Work instructions
Where a line in the listing below contains the word "true", copy that line.

(Data records)
<<<<

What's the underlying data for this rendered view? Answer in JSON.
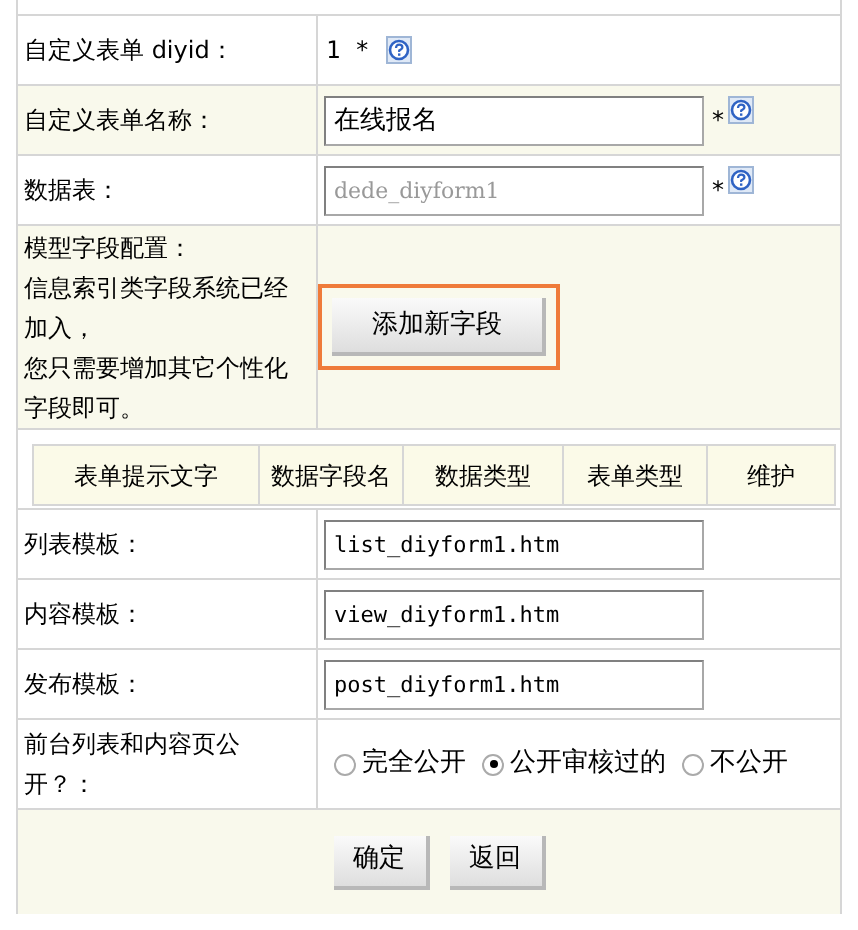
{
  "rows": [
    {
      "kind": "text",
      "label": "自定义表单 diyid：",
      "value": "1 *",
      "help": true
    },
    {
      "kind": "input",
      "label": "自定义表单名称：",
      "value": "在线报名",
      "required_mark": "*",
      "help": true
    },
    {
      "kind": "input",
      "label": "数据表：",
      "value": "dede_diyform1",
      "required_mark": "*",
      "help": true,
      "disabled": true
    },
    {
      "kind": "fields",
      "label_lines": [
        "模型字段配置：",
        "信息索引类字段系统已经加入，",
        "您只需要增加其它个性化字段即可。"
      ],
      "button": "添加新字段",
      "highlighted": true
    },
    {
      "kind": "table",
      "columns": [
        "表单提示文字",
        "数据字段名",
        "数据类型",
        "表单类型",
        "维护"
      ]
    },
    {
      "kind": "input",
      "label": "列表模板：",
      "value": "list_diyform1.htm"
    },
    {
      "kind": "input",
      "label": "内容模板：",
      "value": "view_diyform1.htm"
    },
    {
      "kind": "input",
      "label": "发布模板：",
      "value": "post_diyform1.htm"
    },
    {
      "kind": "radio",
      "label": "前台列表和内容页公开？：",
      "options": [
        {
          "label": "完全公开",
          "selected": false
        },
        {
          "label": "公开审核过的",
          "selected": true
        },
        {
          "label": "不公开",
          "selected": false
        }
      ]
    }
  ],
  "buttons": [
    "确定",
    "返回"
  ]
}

>>>>

Problem solution
      "help": true
      "help": true
      "help": true,
      "disabled": true
      "highlighted": true
          "selected": true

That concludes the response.